▶ **DATA LISTING**:
----------

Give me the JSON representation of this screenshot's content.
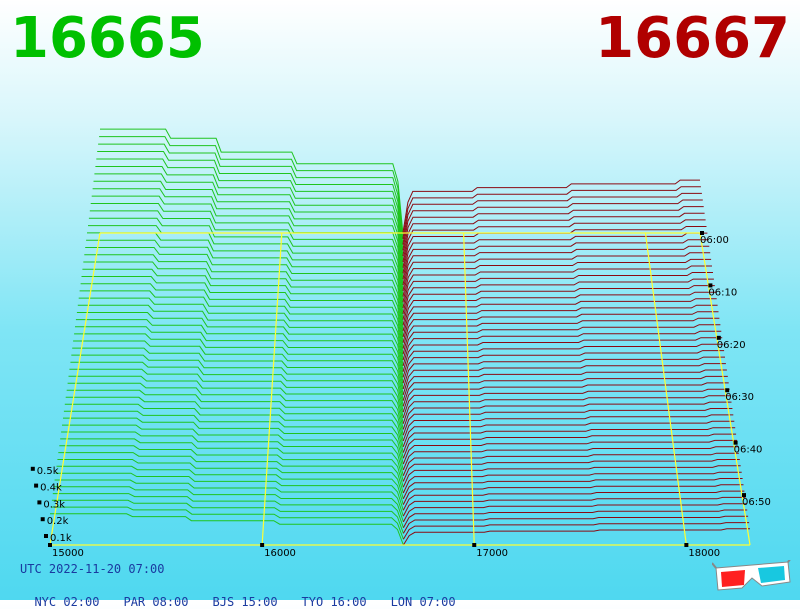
{
  "prices": {
    "bid": "16665",
    "ask": "16667"
  },
  "colors": {
    "bid": "#00c000",
    "ask": "#b00000",
    "bid_line": "#1fc41f",
    "ask_line": "#8b0a12",
    "grid": "#ffff33",
    "text": "#1a3aa0"
  },
  "footer": {
    "utc": "UTC 2022-11-20 07:00",
    "cities": [
      "NYC 02:00",
      "PAR 08:00",
      "BJS 15:00",
      "TYO 16:00",
      "LON 07:00"
    ]
  },
  "chart_data": {
    "type": "area",
    "x_ticks": [
      15000,
      16000,
      17000,
      18000
    ],
    "x_tick_labels": [
      "15000",
      "16000",
      "17000",
      "18000"
    ],
    "x_range": [
      15000,
      18300
    ],
    "mid_price": 16666,
    "volume_ticks": [
      "0.1k",
      "0.2k",
      "0.3k",
      "0.4k",
      "0.5k"
    ],
    "volume_range": [
      0,
      500
    ],
    "time_ticks": [
      "06:00",
      "06:10",
      "06:20",
      "06:30",
      "06:40",
      "06:50"
    ],
    "grid": true,
    "series": [
      {
        "name": "16665",
        "side": "bid"
      },
      {
        "name": "16667",
        "side": "ask"
      }
    ]
  },
  "icons": {
    "glasses": "3d-glasses-icon"
  }
}
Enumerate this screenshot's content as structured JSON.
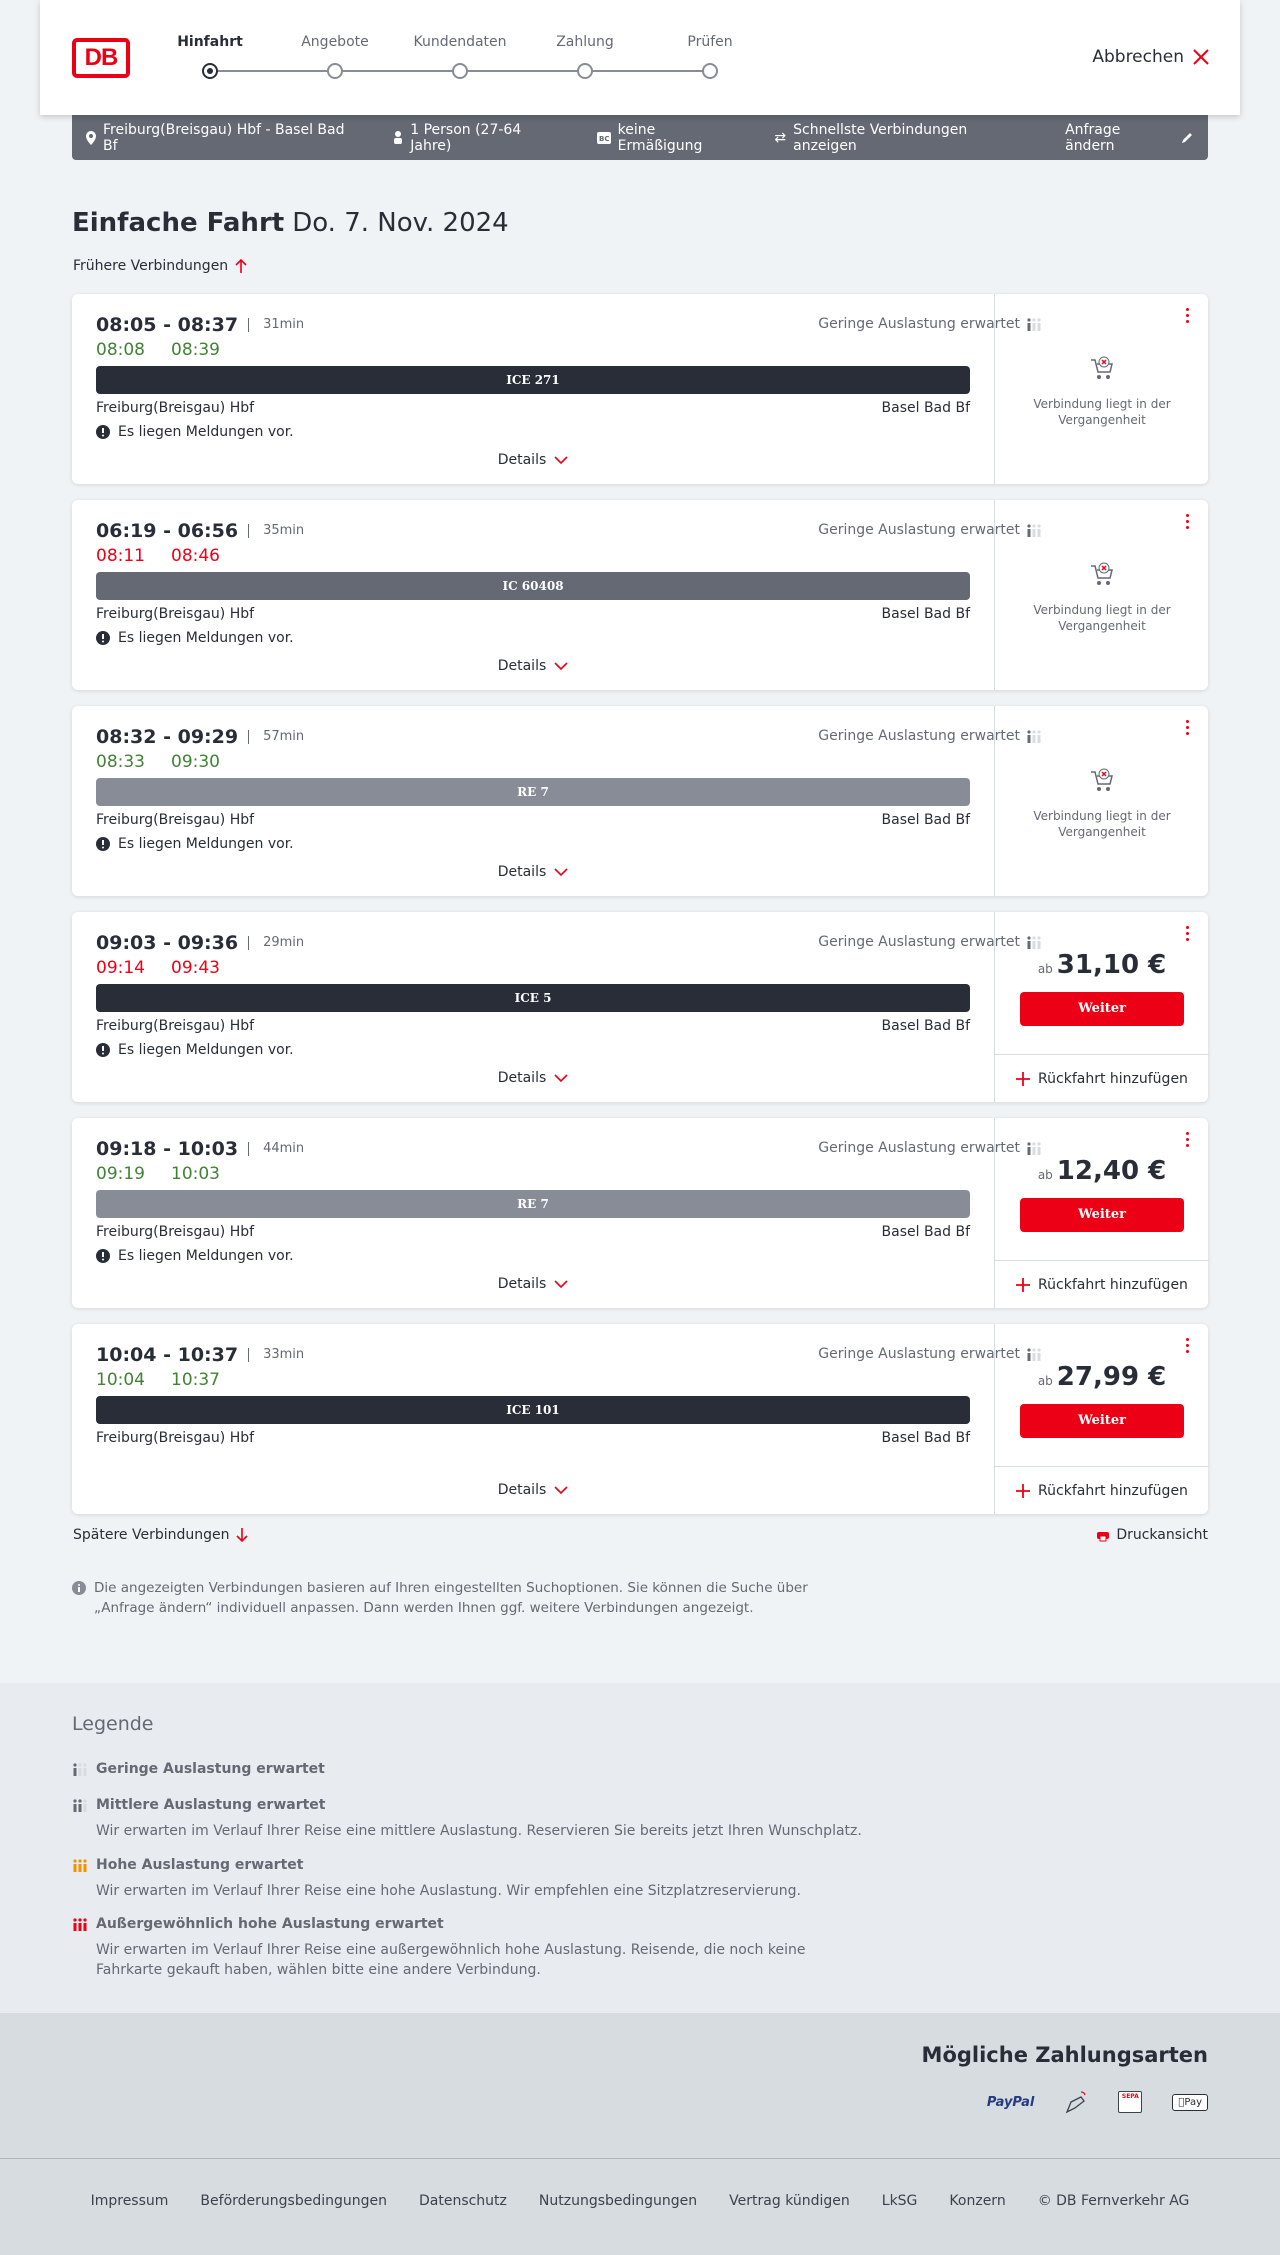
{
  "header": {
    "logo": "DB",
    "steps": [
      "Hinfahrt",
      "Angebote",
      "Kundendaten",
      "Zahlung",
      "Prüfen"
    ],
    "active_step": 0,
    "cancel": "Abbrechen"
  },
  "summary": {
    "route": "Freiburg(Breisgau) Hbf - Basel Bad Bf",
    "persons": "1 Person (27-64 Jahre)",
    "discount": "keine Ermäßigung",
    "fastest": "Schnellste Verbindungen anzeigen",
    "edit": "Anfrage ändern"
  },
  "page": {
    "title": "Einfache Fahrt",
    "date": "Do. 7. Nov. 2024",
    "earlier": "Frühere Verbindungen",
    "later": "Spätere Verbindungen",
    "print": "Druckansicht",
    "info": "Die angezeigten Verbindungen basieren auf Ihren eingestellten Suchoptionen. Sie können die Suche über „Anfrage ändern“ individuell anpassen. Dann werden Ihnen ggf. weitere Verbindungen angezeigt."
  },
  "connections": [
    {
      "time": "08:05 - 08:37",
      "duration": "31min",
      "rt_dep": "08:08",
      "rt_arr": "08:39",
      "delayed": false,
      "load": "Geringe Auslastung erwartet",
      "train": "ICE 271",
      "train_color": "#282d37",
      "from": "Freiburg(Breisgau) Hbf",
      "to": "Basel Bad Bf",
      "message": "Es liegen Meldungen vor.",
      "details": "Details",
      "status": "Verbindung liegt in der Vergangenheit"
    },
    {
      "time": "06:19 - 06:56",
      "duration": "35min",
      "rt_dep": "08:11",
      "rt_arr": "08:46",
      "delayed": true,
      "load": "Geringe Auslastung erwartet",
      "train": "IC 60408",
      "train_color": "#646973",
      "from": "Freiburg(Breisgau) Hbf",
      "to": "Basel Bad Bf",
      "message": "Es liegen Meldungen vor.",
      "details": "Details",
      "status": "Verbindung liegt in der Vergangenheit"
    },
    {
      "time": "08:32 - 09:29",
      "duration": "57min",
      "rt_dep": "08:33",
      "rt_arr": "09:30",
      "delayed": false,
      "load": "Geringe Auslastung erwartet",
      "train": "RE 7",
      "train_color": "#878c96",
      "from": "Freiburg(Breisgau) Hbf",
      "to": "Basel Bad Bf",
      "message": "Es liegen Meldungen vor.",
      "details": "Details",
      "status": "Verbindung liegt in der Vergangenheit"
    },
    {
      "time": "09:03 - 09:36",
      "duration": "29min",
      "rt_dep": "09:14",
      "rt_arr": "09:43",
      "delayed": true,
      "load": "Geringe Auslastung erwartet",
      "train": "ICE 5",
      "train_color": "#282d37",
      "from": "Freiburg(Breisgau) Hbf",
      "to": "Basel Bad Bf",
      "message": "Es liegen Meldungen vor.",
      "details": "Details",
      "price_prefix": "ab",
      "price": "31,10 €",
      "button": "Weiter",
      "return": "Rückfahrt hinzufügen"
    },
    {
      "time": "09:18 - 10:03",
      "duration": "44min",
      "rt_dep": "09:19",
      "rt_arr": "10:03",
      "delayed": false,
      "load": "Geringe Auslastung erwartet",
      "train": "RE 7",
      "train_color": "#878c96",
      "from": "Freiburg(Breisgau) Hbf",
      "to": "Basel Bad Bf",
      "message": "Es liegen Meldungen vor.",
      "details": "Details",
      "price_prefix": "ab",
      "price": "12,40 €",
      "button": "Weiter",
      "return": "Rückfahrt hinzufügen"
    },
    {
      "time": "10:04 - 10:37",
      "duration": "33min",
      "rt_dep": "10:04",
      "rt_arr": "10:37",
      "delayed": false,
      "load": "Geringe Auslastung erwartet",
      "train": "ICE 101",
      "train_color": "#282d37",
      "from": "Freiburg(Breisgau) Hbf",
      "to": "Basel Bad Bf",
      "details": "Details",
      "price_prefix": "ab",
      "price": "27,99 €",
      "button": "Weiter",
      "return": "Rückfahrt hinzufügen"
    }
  ],
  "legend": {
    "title": "Legende",
    "items": [
      {
        "title": "Geringe Auslastung erwartet",
        "level": 1,
        "color": "#646973"
      },
      {
        "title": "Mittlere Auslastung erwartet",
        "text": "Wir erwarten im Verlauf Ihrer Reise eine mittlere Auslastung. Reservieren Sie bereits jetzt Ihren Wunschplatz.",
        "level": 2,
        "color": "#646973"
      },
      {
        "title": "Hohe Auslastung erwartet",
        "text": "Wir erwarten im Verlauf Ihrer Reise eine hohe Auslastung. Wir empfehlen eine Sitzplatzreservierung.",
        "level": 3,
        "color": "#f39200"
      },
      {
        "title": "Außergewöhnlich hohe Auslastung erwartet",
        "text": "Wir erwarten im Verlauf Ihrer Reise eine außergewöhnlich hohe Auslastung. Reisende, die noch keine Fahrkarte gekauft haben, wählen bitte eine andere Verbindung.",
        "level": 4,
        "color": "#ec0016"
      }
    ]
  },
  "payment": {
    "title": "Mögliche Zahlungsarten",
    "methods": [
      "PayPal",
      "SEPA",
      "Pay"
    ]
  },
  "footer": {
    "links": [
      "Impressum",
      "Beförderungsbedingungen",
      "Datenschutz",
      "Nutzungsbedingungen",
      "Vertrag kündigen",
      "LkSG",
      "Konzern",
      "© DB Fernverkehr AG"
    ]
  },
  "colors": {
    "accent": "#ec0016",
    "ontime": "#408335",
    "text": "#282d37"
  }
}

----------

▶ **EXERCISE REQUIREMENTS**:
Omit the pictures and reproduce the listing exactly.

▶ **REPLY TO THE TASK**:
Give me the JSON representation of this screenshot's content.
{
  "prices": {
    "bid": "16665",
    "ask": "16667"
  },
  "colors": {
    "bid": "#00c000",
    "ask": "#b00000",
    "bid_line": "#1fc41f",
    "ask_line": "#8b0a12",
    "grid": "#ffff33",
    "text": "#1a3aa0"
  },
  "footer": {
    "utc": "UTC 2022-11-20 07:00",
    "cities": [
      "NYC 02:00",
      "PAR 08:00",
      "BJS 15:00",
      "TYO 16:00",
      "LON 07:00"
    ]
  },
  "chart_data": {
    "type": "area",
    "x_ticks": [
      15000,
      16000,
      17000,
      18000
    ],
    "x_tick_labels": [
      "15000",
      "16000",
      "17000",
      "18000"
    ],
    "x_range": [
      15000,
      18300
    ],
    "mid_price": 16666,
    "volume_ticks": [
      "0.1k",
      "0.2k",
      "0.3k",
      "0.4k",
      "0.5k"
    ],
    "volume_range": [
      0,
      500
    ],
    "time_ticks": [
      "06:00",
      "06:10",
      "06:20",
      "06:30",
      "06:40",
      "06:50"
    ],
    "grid": true,
    "series": [
      {
        "name": "16665",
        "side": "bid"
      },
      {
        "name": "16667",
        "side": "ask"
      }
    ]
  },
  "icons": {
    "glasses": "3d-glasses-icon"
  }
}
Enumerate this screenshot's content as structured JSON.
{
  "header": {
    "logo": "DB",
    "steps": [
      "Hinfahrt",
      "Angebote",
      "Kundendaten",
      "Zahlung",
      "Prüfen"
    ],
    "active_step": 0,
    "cancel": "Abbrechen"
  },
  "summary": {
    "route": "Freiburg(Breisgau) Hbf - Basel Bad Bf",
    "persons": "1 Person (27-64 Jahre)",
    "discount": "keine Ermäßigung",
    "fastest": "Schnellste Verbindungen anzeigen",
    "edit": "Anfrage ändern"
  },
  "page": {
    "title": "Einfache Fahrt",
    "date": "Do. 7. Nov. 2024",
    "earlier": "Frühere Verbindungen",
    "later": "Spätere Verbindungen",
    "print": "Druckansicht",
    "info": "Die angezeigten Verbindungen basieren auf Ihren eingestellten Suchoptionen. Sie können die Suche über „Anfrage ändern“ individuell anpassen. Dann werden Ihnen ggf. weitere Verbindungen angezeigt."
  },
  "connections": [
    {
      "time": "08:05 - 08:37",
      "duration": "31min",
      "rt_dep": "08:08",
      "rt_arr": "08:39",
      "delayed": false,
      "load": "Geringe Auslastung erwartet",
      "train": "ICE 271",
      "train_color": "#282d37",
      "from": "Freiburg(Breisgau) Hbf",
      "to": "Basel Bad Bf",
      "message": "Es liegen Meldungen vor.",
      "details": "Details",
      "status": "Verbindung liegt in der Vergangenheit"
    },
    {
      "time": "06:19 - 06:56",
      "duration": "35min",
      "rt_dep": "08:11",
      "rt_arr": "08:46",
      "delayed": true,
      "load": "Geringe Auslastung erwartet",
      "train": "IC 60408",
      "train_color": "#646973",
      "from": "Freiburg(Breisgau) Hbf",
      "to": "Basel Bad Bf",
      "message": "Es liegen Meldungen vor.",
      "details": "Details",
      "status": "Verbindung liegt in der Vergangenheit"
    },
    {
      "time": "08:32 - 09:29",
      "duration": "57min",
      "rt_dep": "08:33",
      "rt_arr": "09:30",
      "delayed": false,
      "load": "Geringe Auslastung erwartet",
      "train": "RE 7",
      "train_color": "#878c96",
      "from": "Freiburg(Breisgau) Hbf",
      "to": "Basel Bad Bf",
      "message": "Es liegen Meldungen vor.",
      "details": "Details",
      "status": "Verbindung liegt in der Vergangenheit"
    },
    {
      "time": "09:03 - 09:36",
      "duration": "29min",
      "rt_dep": "09:14",
      "rt_arr": "09:43",
      "delayed": true,
      "load": "Geringe Auslastung erwartet",
      "train": "ICE 5",
      "train_color": "#282d37",
      "from": "Freiburg(Breisgau) Hbf",
      "to": "Basel Bad Bf",
      "message": "Es liegen Meldungen vor.",
      "details": "Details",
      "price_prefix": "ab",
      "price": "31,10 €",
      "button": "Weiter",
      "return": "Rückfahrt hinzufügen"
    },
    {
      "time": "09:18 - 10:03",
      "duration": "44min",
      "rt_dep": "09:19",
      "rt_arr": "10:03",
      "delayed": false,
      "load": "Geringe Auslastung erwartet",
      "train": "RE 7",
      "train_color": "#878c96",
      "from": "Freiburg(Breisgau) Hbf",
      "to": "Basel Bad Bf",
      "message": "Es liegen Meldungen vor.",
      "details": "Details",
      "price_prefix": "ab",
      "price": "12,40 €",
      "button": "Weiter",
      "return": "Rückfahrt hinzufügen"
    },
    {
      "time": "10:04 - 10:37",
      "duration": "33min",
      "rt_dep": "10:04",
      "rt_arr": "10:37",
      "delayed": false,
      "load": "Geringe Auslastung erwartet",
      "train": "ICE 101",
      "train_color": "#282d37",
      "from": "Freiburg(Breisgau) Hbf",
      "to": "Basel Bad Bf",
      "details": "Details",
      "price_prefix": "ab",
      "price": "27,99 €",
      "button": "Weiter",
      "return": "Rückfahrt hinzufügen"
    }
  ],
  "legend": {
    "title": "Legende",
    "items": [
      {
        "title": "Geringe Auslastung erwartet",
        "level": 1,
        "color": "#646973"
      },
      {
        "title": "Mittlere Auslastung erwartet",
        "text": "Wir erwarten im Verlauf Ihrer Reise eine mittlere Auslastung. Reservieren Sie bereits jetzt Ihren Wunschplatz.",
        "level": 2,
        "color": "#646973"
      },
      {
        "title": "Hohe Auslastung erwartet",
        "text": "Wir erwarten im Verlauf Ihrer Reise eine hohe Auslastung. Wir empfehlen eine Sitzplatzreservierung.",
        "level": 3,
        "color": "#f39200"
      },
      {
        "title": "Außergewöhnlich hohe Auslastung erwartet",
        "text": "Wir erwarten im Verlauf Ihrer Reise eine außergewöhnlich hohe Auslastung. Reisende, die noch keine Fahrkarte gekauft haben, wählen bitte eine andere Verbindung.",
        "level": 4,
        "color": "#ec0016"
      }
    ]
  },
  "payment": {
    "title": "Mögliche Zahlungsarten",
    "methods": [
      "PayPal",
      "SEPA",
      "Pay"
    ]
  },
  "footer": {
    "links": [
      "Impressum",
      "Beförderungsbedingungen",
      "Datenschutz",
      "Nutzungsbedingungen",
      "Vertrag kündigen",
      "LkSG",
      "Konzern",
      "© DB Fernverkehr AG"
    ]
  },
  "colors": {
    "accent": "#ec0016",
    "ontime": "#408335",
    "text": "#282d37"
  }
}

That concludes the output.